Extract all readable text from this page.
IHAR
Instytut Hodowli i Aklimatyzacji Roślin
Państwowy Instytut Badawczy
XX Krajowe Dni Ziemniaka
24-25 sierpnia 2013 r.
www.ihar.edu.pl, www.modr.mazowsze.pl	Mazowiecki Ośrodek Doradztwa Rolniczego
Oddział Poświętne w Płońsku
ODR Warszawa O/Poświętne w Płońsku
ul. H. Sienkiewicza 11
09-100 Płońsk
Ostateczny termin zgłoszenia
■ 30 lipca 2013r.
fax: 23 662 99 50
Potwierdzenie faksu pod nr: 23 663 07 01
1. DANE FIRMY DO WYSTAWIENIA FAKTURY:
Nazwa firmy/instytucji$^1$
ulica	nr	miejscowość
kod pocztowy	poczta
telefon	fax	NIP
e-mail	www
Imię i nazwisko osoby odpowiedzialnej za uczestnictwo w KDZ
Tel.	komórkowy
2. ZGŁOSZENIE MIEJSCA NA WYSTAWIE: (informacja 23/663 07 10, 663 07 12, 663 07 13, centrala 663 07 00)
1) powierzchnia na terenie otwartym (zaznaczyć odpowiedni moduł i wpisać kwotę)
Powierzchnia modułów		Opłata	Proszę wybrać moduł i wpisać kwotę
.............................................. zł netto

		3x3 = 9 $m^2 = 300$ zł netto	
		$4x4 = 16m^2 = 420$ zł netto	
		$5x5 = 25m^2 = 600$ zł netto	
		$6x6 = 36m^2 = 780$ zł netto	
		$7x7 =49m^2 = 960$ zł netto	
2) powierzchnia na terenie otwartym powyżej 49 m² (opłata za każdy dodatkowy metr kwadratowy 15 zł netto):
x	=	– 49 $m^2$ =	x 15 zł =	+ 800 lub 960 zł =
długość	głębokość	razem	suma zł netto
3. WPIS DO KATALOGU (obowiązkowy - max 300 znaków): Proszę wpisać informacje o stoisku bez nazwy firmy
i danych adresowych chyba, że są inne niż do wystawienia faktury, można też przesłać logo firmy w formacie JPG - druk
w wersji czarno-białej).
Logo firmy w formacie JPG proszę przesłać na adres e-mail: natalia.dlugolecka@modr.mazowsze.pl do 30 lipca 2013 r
+---+
AIM: Your task is to return the full listing exactly as it was given.

CORRECT ANSWER:
Extract all readable text from this page.
IHAR
Instytut Hodowli i Aklimatyzacji Roślin
Państwowy Instytut Badawczy
XX Krajowe Dni Ziemniaka
24-25 sierpnia 2013 r.
www.ihar.edu.pl, www.modr.mazowsze.pl	Mazowiecki Ośrodek Doradztwa Rolniczego
Oddział Poświętne w Płońsku
ODR Warszawa O/Poświętne w Płońsku
ul. H. Sienkiewicza 11
09-100 Płońsk
Ostateczny termin zgłoszenia
■ 30 lipca 2013r.
fax: 23 662 99 50
Potwierdzenie faksu pod nr: 23 663 07 01
1. DANE FIRMY DO WYSTAWIENIA FAKTURY:
Nazwa firmy/instytucji$^1$
ulica	nr	miejscowość
kod pocztowy	poczta
telefon	fax	NIP
e-mail	www
Imię i nazwisko osoby odpowiedzialnej za uczestnictwo w KDZ
Tel.	komórkowy
2. ZGŁOSZENIE MIEJSCA NA WYSTAWIE: (informacja 23/663 07 10, 663 07 12, 663 07 13, centrala 663 07 00)
1) powierzchnia na terenie otwartym (zaznaczyć odpowiedni moduł i wpisać kwotę)
Powierzchnia modułów		Opłata	Proszę wybrać moduł i wpisać kwotę
.............................................. zł netto

		3x3 = 9 $m^2 = 300$ zł netto	
		$4x4 = 16m^2 = 420$ zł netto	
		$5x5 = 25m^2 = 600$ zł netto	
		$6x6 = 36m^2 = 780$ zł netto	
		$7x7 =49m^2 = 960$ zł netto	
2) powierzchnia na terenie otwartym powyżej 49 m² (opłata za każdy dodatkowy metr kwadratowy 15 zł netto):
x	=	– 49 $m^2$ =	x 15 zł =	+ 800 lub 960 zł =
długość	głębokość	razem	suma zł netto
3. WPIS DO KATALOGU (obowiązkowy - max 300 znaków): Proszę wpisać informacje o stoisku bez nazwy firmy
i danych adresowych chyba, że są inne niż do wystawienia faktury, można też przesłać logo firmy w formacie JPG - druk
w wersji czarno-białej).
Logo firmy w formacie JPG proszę przesłać na adres e-mail: natalia.dlugolecka@modr.mazowsze.pl do 30 lipca 2013 r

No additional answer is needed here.